• STATED PROBLEM:
Find each line in the following listing that has the string "LICENCIAS", then state the count and nothing else.

• DATA PROVIDED:

########################################

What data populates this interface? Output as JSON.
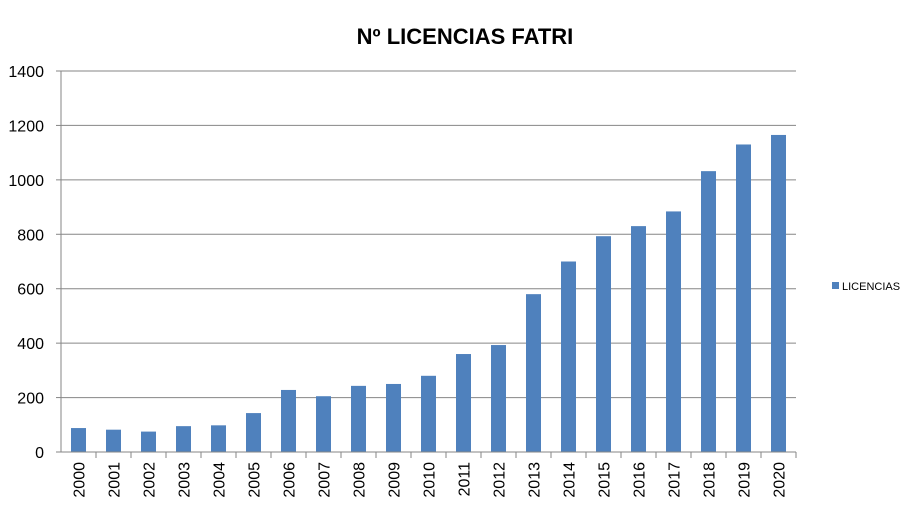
{
  "chart_data": {
    "type": "bar",
    "title": "Nº LICENCIAS FATRI",
    "xlabel": "",
    "ylabel": "",
    "categories": [
      "2000",
      "2001",
      "2002",
      "2003",
      "2004",
      "2005",
      "2006",
      "2007",
      "2008",
      "2009",
      "2010",
      "2011",
      "2012",
      "2013",
      "2014",
      "2015",
      "2016",
      "2017",
      "2018",
      "2019",
      "2020"
    ],
    "series": [
      {
        "name": "LICENCIAS",
        "values": [
          88,
          82,
          75,
          95,
          98,
          143,
          228,
          205,
          243,
          250,
          280,
          360,
          393,
          580,
          700,
          793,
          830,
          884,
          1032,
          1130,
          1165
        ]
      }
    ],
    "ylim": [
      0,
      1400
    ],
    "yticks": [
      0,
      200,
      400,
      600,
      800,
      1000,
      1200,
      1400
    ],
    "grid": true,
    "legend_position": "right",
    "colors": {
      "bar": "#4f81bd",
      "grid": "#868686",
      "axis": "#868686"
    }
  }
}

########################################

• SOLVED PROBLEM:
2